Figure contents as structured data
#####
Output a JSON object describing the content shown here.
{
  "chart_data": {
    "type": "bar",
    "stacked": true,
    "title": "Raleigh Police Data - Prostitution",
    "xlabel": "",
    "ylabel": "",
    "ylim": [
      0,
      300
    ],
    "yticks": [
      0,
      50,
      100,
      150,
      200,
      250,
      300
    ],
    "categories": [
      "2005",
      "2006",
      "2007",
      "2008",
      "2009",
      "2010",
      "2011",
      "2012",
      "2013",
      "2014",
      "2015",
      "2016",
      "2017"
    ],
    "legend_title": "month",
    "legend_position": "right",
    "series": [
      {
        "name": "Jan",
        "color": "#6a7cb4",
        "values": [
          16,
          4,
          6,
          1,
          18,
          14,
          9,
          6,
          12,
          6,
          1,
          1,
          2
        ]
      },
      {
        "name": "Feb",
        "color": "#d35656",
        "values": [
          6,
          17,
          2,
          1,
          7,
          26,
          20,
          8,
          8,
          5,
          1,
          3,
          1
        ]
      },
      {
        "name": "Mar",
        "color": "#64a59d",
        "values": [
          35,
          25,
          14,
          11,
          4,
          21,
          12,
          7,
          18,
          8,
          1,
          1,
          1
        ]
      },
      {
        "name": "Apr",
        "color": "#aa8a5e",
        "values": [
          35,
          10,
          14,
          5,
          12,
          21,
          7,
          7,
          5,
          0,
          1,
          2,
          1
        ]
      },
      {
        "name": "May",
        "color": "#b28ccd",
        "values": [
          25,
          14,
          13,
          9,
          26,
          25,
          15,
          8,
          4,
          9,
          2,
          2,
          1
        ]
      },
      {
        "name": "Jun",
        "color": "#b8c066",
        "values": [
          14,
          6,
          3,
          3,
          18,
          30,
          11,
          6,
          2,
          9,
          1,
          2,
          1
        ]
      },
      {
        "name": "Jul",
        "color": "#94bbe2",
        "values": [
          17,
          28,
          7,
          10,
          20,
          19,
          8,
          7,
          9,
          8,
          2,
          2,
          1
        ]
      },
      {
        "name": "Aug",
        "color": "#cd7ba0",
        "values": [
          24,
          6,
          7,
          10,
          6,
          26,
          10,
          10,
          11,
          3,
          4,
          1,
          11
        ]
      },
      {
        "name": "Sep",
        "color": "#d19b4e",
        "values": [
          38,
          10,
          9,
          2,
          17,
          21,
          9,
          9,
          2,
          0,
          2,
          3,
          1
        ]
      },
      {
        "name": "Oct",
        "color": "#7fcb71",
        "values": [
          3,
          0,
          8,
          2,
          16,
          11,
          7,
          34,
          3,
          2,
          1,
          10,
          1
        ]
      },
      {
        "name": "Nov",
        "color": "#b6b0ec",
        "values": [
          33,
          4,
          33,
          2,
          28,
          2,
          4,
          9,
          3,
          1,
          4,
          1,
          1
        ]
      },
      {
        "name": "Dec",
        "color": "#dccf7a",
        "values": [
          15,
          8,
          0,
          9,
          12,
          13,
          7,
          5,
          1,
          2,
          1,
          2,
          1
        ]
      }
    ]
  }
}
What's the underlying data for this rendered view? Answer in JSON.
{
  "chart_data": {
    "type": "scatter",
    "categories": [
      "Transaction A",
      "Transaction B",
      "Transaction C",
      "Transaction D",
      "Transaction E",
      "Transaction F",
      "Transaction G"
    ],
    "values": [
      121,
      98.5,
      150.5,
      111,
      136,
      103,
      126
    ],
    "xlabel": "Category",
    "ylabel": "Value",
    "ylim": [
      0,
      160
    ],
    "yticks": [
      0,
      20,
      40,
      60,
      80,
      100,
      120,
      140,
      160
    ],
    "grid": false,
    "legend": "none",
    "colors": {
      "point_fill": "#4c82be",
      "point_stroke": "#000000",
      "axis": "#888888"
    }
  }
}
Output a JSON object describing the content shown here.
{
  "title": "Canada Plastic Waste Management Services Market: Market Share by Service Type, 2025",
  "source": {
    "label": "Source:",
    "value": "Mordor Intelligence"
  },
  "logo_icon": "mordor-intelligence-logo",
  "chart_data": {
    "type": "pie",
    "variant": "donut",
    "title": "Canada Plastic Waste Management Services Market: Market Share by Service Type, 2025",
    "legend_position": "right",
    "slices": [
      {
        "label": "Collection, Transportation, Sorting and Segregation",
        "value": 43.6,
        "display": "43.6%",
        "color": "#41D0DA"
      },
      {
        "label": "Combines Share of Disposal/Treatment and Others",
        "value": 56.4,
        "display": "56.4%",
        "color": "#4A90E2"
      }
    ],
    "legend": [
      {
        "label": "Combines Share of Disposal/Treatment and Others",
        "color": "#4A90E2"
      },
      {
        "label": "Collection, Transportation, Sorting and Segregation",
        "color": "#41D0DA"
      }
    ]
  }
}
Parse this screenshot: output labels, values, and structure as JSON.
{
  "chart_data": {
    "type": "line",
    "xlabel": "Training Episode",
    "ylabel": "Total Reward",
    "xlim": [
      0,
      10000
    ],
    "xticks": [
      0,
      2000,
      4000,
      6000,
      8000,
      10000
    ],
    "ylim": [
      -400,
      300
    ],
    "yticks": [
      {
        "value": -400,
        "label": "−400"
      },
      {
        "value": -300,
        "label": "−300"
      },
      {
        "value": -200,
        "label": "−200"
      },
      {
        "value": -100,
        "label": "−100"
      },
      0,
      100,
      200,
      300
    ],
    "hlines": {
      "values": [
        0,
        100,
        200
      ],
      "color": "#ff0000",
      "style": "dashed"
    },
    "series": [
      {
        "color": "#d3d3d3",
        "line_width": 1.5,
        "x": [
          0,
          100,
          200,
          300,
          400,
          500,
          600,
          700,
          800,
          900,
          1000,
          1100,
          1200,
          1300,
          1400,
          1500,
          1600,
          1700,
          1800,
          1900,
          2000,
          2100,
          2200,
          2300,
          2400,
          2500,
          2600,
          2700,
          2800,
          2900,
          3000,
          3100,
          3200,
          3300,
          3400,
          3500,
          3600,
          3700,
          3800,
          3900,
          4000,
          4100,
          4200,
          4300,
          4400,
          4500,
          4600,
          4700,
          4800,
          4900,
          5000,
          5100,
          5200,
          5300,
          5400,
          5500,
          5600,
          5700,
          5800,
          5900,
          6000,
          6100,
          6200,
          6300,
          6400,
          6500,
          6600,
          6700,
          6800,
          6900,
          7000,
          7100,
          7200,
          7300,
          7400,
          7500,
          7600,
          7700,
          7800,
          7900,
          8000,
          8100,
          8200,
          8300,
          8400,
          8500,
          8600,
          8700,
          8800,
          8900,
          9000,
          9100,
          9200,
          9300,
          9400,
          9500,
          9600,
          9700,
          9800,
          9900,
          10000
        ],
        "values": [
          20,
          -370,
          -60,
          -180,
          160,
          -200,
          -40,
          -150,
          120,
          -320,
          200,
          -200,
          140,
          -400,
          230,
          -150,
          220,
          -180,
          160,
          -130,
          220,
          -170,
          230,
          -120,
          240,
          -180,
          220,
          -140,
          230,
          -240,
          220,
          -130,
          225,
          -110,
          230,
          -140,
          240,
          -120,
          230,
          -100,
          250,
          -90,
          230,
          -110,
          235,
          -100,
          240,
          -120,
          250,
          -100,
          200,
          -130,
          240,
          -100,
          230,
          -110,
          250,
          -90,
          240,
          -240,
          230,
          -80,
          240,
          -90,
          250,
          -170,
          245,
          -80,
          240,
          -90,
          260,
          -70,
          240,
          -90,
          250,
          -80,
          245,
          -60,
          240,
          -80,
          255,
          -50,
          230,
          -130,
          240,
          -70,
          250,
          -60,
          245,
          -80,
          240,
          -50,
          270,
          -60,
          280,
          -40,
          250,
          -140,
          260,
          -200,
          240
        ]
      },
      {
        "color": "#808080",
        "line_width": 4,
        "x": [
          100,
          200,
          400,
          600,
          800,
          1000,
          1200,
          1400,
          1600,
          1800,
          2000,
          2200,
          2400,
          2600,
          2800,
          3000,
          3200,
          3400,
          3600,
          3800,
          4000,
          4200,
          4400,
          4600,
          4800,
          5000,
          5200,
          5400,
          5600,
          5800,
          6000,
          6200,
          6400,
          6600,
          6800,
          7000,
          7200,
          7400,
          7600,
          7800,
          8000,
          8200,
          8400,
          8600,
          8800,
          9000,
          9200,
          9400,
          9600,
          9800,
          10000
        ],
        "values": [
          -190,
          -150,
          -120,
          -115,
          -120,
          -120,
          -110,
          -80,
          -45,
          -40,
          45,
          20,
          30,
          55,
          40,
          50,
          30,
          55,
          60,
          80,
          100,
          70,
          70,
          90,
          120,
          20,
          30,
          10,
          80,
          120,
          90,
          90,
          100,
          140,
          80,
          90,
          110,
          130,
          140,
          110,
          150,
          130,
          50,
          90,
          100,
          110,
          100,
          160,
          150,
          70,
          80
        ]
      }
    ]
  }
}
#####
Your objective »
Check each line above for the word "this" and copy the ones that have it.

Expected answer »
What's the underlying data for this rendered view? Answer in JSON.
Parse this screenshot: output labels, values, and structure as JSON.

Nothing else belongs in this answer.